Only a number is wanted: the count of lines in this listing that contain "true".
* START Given entries *
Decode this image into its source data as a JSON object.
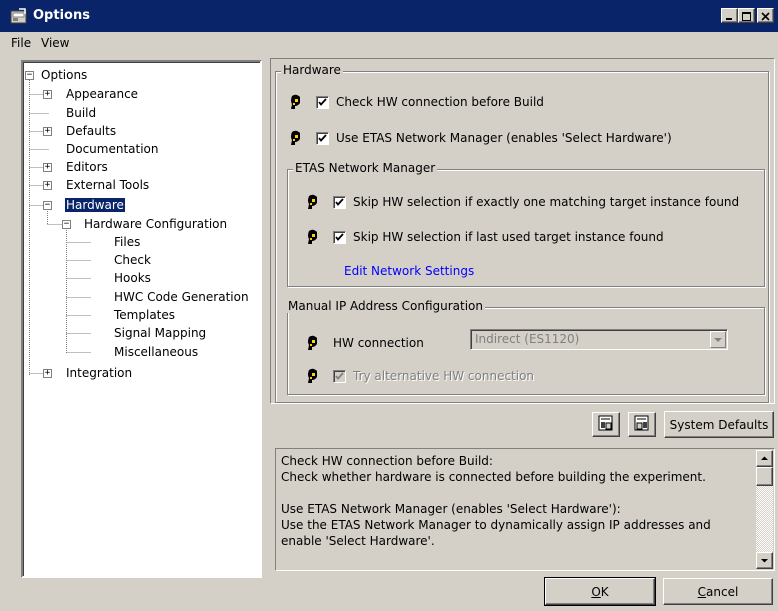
{
  "window": {
    "title": "Options"
  },
  "menu": [
    "File",
    "View"
  ],
  "tree": {
    "root": "Options",
    "items": [
      "Appearance",
      "Build",
      "Defaults",
      "Documentation",
      "Editors",
      "External Tools",
      "Hardware",
      "Hardware Configuration",
      "Files",
      "Check",
      "Hooks",
      "HWC Code Generation",
      "Templates",
      "Signal Mapping",
      "Miscellaneous",
      "Integration"
    ],
    "selected": "Hardware"
  },
  "hardware": {
    "group_title": "Hardware",
    "check_hw": "Check HW connection before Build",
    "use_etas": "Use ETAS Network Manager (enables 'Select Hardware')",
    "check_hw_checked": true,
    "use_etas_checked": true
  },
  "etas": {
    "group_title": "ETAS Network Manager",
    "skip_one": "Skip HW selection if exactly one matching target instance found",
    "skip_last": "Skip HW selection if last used target instance found",
    "skip_one_checked": true,
    "skip_last_checked": true,
    "edit_link": "Edit Network Settings"
  },
  "manual_ip": {
    "group_title": "Manual IP Address Configuration",
    "hw_connection_label": "HW connection",
    "hw_connection_value": "Indirect (ES1120)",
    "try_alt": "Try alternative HW connection",
    "try_alt_checked": true
  },
  "toolbar": {
    "system_defaults": "System Defaults"
  },
  "description": {
    "lines": [
      "Check HW connection before Build:",
      " Check whether hardware is connected before building the experiment.",
      "",
      "Use ETAS Network Manager (enables 'Select Hardware'):",
      " Use the ETAS Network Manager to dynamically assign IP addresses and",
      "enable 'Select Hardware'."
    ]
  },
  "buttons": {
    "ok_underline": "O",
    "ok_rest": "K",
    "cancel_underline": "C",
    "cancel_rest": "ancel"
  },
  "colors": {
    "titlebar": "#0a246a",
    "face": "#d4d0c8",
    "link": "#0000ff"
  }
}
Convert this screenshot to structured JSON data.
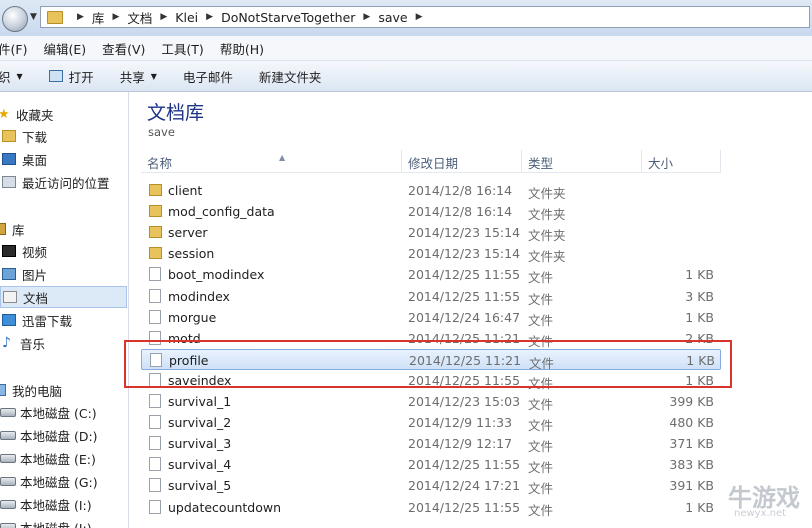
{
  "address": {
    "crumbs": [
      "库",
      "文档",
      "Klei",
      "DoNotStarveTogether",
      "save"
    ]
  },
  "menu": [
    "件(F)",
    "编辑(E)",
    "查看(V)",
    "工具(T)",
    "帮助(H)"
  ],
  "toolbar": {
    "organize": "织",
    "open": "打开",
    "share": "共享",
    "email": "电子邮件",
    "new_folder": "新建文件夹"
  },
  "nav": {
    "favorites": "收藏夹",
    "downloads": "下载",
    "desktop": "桌面",
    "recent": "最近访问的位置",
    "libraries": "库",
    "video": "视频",
    "pictures": "图片",
    "documents": "文档",
    "xunlei": "迅雷下载",
    "music": "音乐",
    "computer": "我的电脑",
    "drive_c": "本地磁盘 (C:)",
    "drive_d": "本地磁盘 (D:)",
    "drive_e": "本地磁盘 (E:)",
    "drive_g": "本地磁盘 (G:)",
    "drive_i": "本地磁盘 (I:)",
    "drive_j": "本地磁盘 (J:)"
  },
  "library": {
    "title": "文档库",
    "subtitle": "save"
  },
  "columns": {
    "name": "名称",
    "date": "修改日期",
    "type": "类型",
    "size": "大小"
  },
  "files": [
    {
      "name": "client",
      "date": "2014/12/8 16:14",
      "type": "文件夹",
      "size": "",
      "kind": "folder"
    },
    {
      "name": "mod_config_data",
      "date": "2014/12/8 16:14",
      "type": "文件夹",
      "size": "",
      "kind": "folder"
    },
    {
      "name": "server",
      "date": "2014/12/23 15:14",
      "type": "文件夹",
      "size": "",
      "kind": "folder"
    },
    {
      "name": "session",
      "date": "2014/12/23 15:14",
      "type": "文件夹",
      "size": "",
      "kind": "folder"
    },
    {
      "name": "boot_modindex",
      "date": "2014/12/25 11:55",
      "type": "文件",
      "size": "1 KB",
      "kind": "file"
    },
    {
      "name": "modindex",
      "date": "2014/12/25 11:55",
      "type": "文件",
      "size": "3 KB",
      "kind": "file"
    },
    {
      "name": "morgue",
      "date": "2014/12/24 16:47",
      "type": "文件",
      "size": "1 KB",
      "kind": "file"
    },
    {
      "name": "motd",
      "date": "2014/12/25 11:21",
      "type": "文件",
      "size": "2 KB",
      "kind": "file"
    },
    {
      "name": "profile",
      "date": "2014/12/25 11:21",
      "type": "文件",
      "size": "1 KB",
      "kind": "file"
    },
    {
      "name": "saveindex",
      "date": "2014/12/25 11:55",
      "type": "文件",
      "size": "1 KB",
      "kind": "file"
    },
    {
      "name": "survival_1",
      "date": "2014/12/23 15:03",
      "type": "文件",
      "size": "399 KB",
      "kind": "file"
    },
    {
      "name": "survival_2",
      "date": "2014/12/9 11:33",
      "type": "文件",
      "size": "480 KB",
      "kind": "file"
    },
    {
      "name": "survival_3",
      "date": "2014/12/9 12:17",
      "type": "文件",
      "size": "371 KB",
      "kind": "file"
    },
    {
      "name": "survival_4",
      "date": "2014/12/25 11:55",
      "type": "文件",
      "size": "383 KB",
      "kind": "file"
    },
    {
      "name": "survival_5",
      "date": "2014/12/24 17:21",
      "type": "文件",
      "size": "391 KB",
      "kind": "file"
    },
    {
      "name": "updatecountdown",
      "date": "2014/12/25 11:55",
      "type": "文件",
      "size": "1 KB",
      "kind": "file"
    }
  ],
  "selected_file": "profile",
  "watermark": {
    "text": "牛游戏",
    "sub": "newyx.net"
  },
  "colors": {
    "highlight_box": "#d9342b",
    "library_title": "#1e3287"
  }
}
* END Given entries *
**Completed exercise:** 5